EXERCISE TASK: Repeat the listing below in full, exactly as it stands.

(Records excerpted from a collection)
---+---
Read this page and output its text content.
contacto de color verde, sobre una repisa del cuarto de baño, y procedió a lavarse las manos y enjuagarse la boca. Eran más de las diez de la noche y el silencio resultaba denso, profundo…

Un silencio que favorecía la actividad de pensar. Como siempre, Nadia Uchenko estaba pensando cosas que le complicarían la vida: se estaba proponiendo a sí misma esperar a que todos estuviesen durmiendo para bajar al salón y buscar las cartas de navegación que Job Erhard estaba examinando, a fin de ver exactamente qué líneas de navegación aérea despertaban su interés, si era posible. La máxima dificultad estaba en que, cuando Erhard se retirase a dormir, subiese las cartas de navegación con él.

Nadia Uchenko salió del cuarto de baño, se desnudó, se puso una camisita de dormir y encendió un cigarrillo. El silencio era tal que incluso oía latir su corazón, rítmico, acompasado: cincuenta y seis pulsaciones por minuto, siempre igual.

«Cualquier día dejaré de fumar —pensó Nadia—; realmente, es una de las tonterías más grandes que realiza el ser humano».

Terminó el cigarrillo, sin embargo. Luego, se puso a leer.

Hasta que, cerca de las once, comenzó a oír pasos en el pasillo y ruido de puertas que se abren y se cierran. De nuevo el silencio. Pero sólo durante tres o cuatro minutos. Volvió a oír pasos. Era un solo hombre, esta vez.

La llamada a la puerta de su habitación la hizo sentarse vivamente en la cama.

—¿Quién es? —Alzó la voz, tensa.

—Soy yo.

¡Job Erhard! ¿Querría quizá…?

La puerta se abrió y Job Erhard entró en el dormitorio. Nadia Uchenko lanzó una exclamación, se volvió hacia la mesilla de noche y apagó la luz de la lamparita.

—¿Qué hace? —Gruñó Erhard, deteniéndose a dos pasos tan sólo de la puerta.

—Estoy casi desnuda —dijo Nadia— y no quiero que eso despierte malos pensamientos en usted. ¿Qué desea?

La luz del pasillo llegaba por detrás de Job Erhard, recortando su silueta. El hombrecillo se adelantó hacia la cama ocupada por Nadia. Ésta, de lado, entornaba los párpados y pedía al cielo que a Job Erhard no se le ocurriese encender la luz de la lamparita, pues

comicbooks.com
---+---
FULL OUTPUT:
Read this page and output its text content.
contacto de color verde, sobre una repisa del cuarto de baño, y procedió a lavarse las manos y enjuagarse la boca. Eran más de las diez de la noche y el silencio resultaba denso, profundo…

Un silencio que favorecía la actividad de pensar. Como siempre, Nadia Uchenko estaba pensando cosas que le complicarían la vida: se estaba proponiendo a sí misma esperar a que todos estuviesen durmiendo para bajar al salón y buscar las cartas de navegación que Job Erhard estaba examinando, a fin de ver exactamente qué líneas de navegación aérea despertaban su interés, si era posible. La máxima dificultad estaba en que, cuando Erhard se retirase a dormir, subiese las cartas de navegación con él.

Nadia Uchenko salió del cuarto de baño, se desnudó, se puso una camisita de dormir y encendió un cigarrillo. El silencio era tal que incluso oía latir su corazón, rítmico, acompasado: cincuenta y seis pulsaciones por minuto, siempre igual.

«Cualquier día dejaré de fumar —pensó Nadia—; realmente, es una de las tonterías más grandes que realiza el ser humano».

Terminó el cigarrillo, sin embargo. Luego, se puso a leer.

Hasta que, cerca de las once, comenzó a oír pasos en el pasillo y ruido de puertas que se abren y se cierran. De nuevo el silencio. Pero sólo durante tres o cuatro minutos. Volvió a oír pasos. Era un solo hombre, esta vez.

La llamada a la puerta de su habitación la hizo sentarse vivamente en la cama.

—¿Quién es? —Alzó la voz, tensa.

—Soy yo.

¡Job Erhard! ¿Querría quizá…?

La puerta se abrió y Job Erhard entró en el dormitorio. Nadia Uchenko lanzó una exclamación, se volvió hacia la mesilla de noche y apagó la luz de la lamparita.

—¿Qué hace? —Gruñó Erhard, deteniéndose a dos pasos tan sólo de la puerta.

—Estoy casi desnuda —dijo Nadia— y no quiero que eso despierte malos pensamientos en usted. ¿Qué desea?

La luz del pasillo llegaba por detrás de Job Erhard, recortando su silueta. El hombrecillo se adelantó hacia la cama ocupada por Nadia. Ésta, de lado, entornaba los párpados y pedía al cielo que a Job Erhard no se le ocurriese encender la luz de la lamparita, pues

comicbooks.com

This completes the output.